> _Challenge_
The records below are made of lines; count those holding the word "implies" and give the number only.
## BEGIN The input
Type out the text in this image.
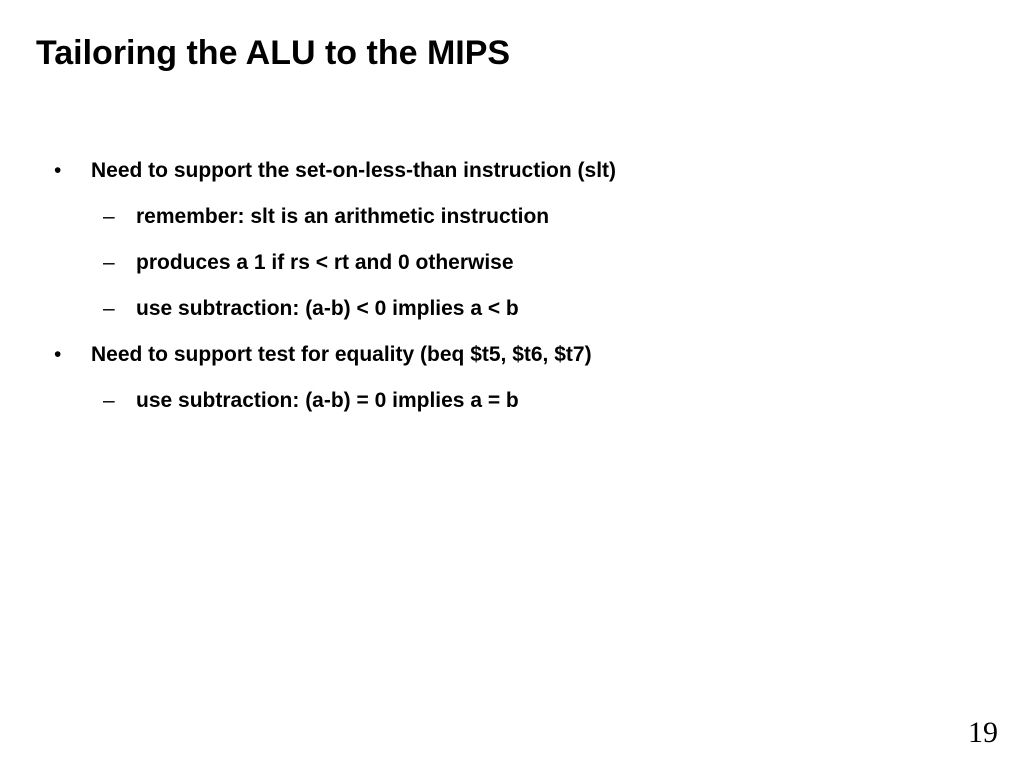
Tailoring the ALU to the MIPS
• Need to support the set-on-less-than instruction (slt)
– remember: slt is an arithmetic instruction
– produces a 1 if rs < rt and 0 otherwise
– use subtraction: (a-b) < 0 implies a < b
• Need to support test for equality (beq $t5, $t6, $t7)
– use subtraction: (a-b) = 0 implies a = b
19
## END The input
> _Written answer_
2